▶ AIM OF THE TASK:
Each record below must be returned exactly as shown.
↓
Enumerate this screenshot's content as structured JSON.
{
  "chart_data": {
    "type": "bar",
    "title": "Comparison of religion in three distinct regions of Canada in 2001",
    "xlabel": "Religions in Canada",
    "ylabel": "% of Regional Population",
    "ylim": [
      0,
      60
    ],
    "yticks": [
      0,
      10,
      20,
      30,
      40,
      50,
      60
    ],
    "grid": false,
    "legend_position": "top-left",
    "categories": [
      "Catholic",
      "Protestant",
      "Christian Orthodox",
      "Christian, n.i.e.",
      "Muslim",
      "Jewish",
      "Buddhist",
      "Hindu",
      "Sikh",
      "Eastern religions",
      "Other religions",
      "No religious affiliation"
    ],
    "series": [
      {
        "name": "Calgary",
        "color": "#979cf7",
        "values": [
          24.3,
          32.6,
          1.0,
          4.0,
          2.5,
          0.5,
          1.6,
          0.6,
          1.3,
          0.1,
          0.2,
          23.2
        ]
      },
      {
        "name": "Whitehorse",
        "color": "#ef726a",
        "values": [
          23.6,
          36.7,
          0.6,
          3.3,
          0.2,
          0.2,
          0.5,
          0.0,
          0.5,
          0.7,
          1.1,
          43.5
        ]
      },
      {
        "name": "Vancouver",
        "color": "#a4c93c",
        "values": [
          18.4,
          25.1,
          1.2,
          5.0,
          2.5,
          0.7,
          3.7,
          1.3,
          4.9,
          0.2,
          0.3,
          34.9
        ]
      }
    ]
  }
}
↑
▶ ANSWER TO THE EXERCISE:
Enumerate this screenshot's content as structured JSON.
{
  "chart_data": {
    "type": "bar",
    "title": "Comparison of religion in three distinct regions of Canada in 2001",
    "xlabel": "Religions in Canada",
    "ylabel": "% of Regional Population",
    "ylim": [
      0,
      60
    ],
    "yticks": [
      0,
      10,
      20,
      30,
      40,
      50,
      60
    ],
    "grid": false,
    "legend_position": "top-left",
    "categories": [
      "Catholic",
      "Protestant",
      "Christian Orthodox",
      "Christian, n.i.e.",
      "Muslim",
      "Jewish",
      "Buddhist",
      "Hindu",
      "Sikh",
      "Eastern religions",
      "Other religions",
      "No religious affiliation"
    ],
    "series": [
      {
        "name": "Calgary",
        "color": "#979cf7",
        "values": [
          24.3,
          32.6,
          1.0,
          4.0,
          2.5,
          0.5,
          1.6,
          0.6,
          1.3,
          0.1,
          0.2,
          23.2
        ]
      },
      {
        "name": "Whitehorse",
        "color": "#ef726a",
        "values": [
          23.6,
          36.7,
          0.6,
          3.3,
          0.2,
          0.2,
          0.5,
          0.0,
          0.5,
          0.7,
          1.1,
          43.5
        ]
      },
      {
        "name": "Vancouver",
        "color": "#a4c93c",
        "values": [
          18.4,
          25.1,
          1.2,
          5.0,
          2.5,
          0.7,
          3.7,
          1.3,
          4.9,
          0.2,
          0.3,
          34.9
        ]
      }
    ]
  }
}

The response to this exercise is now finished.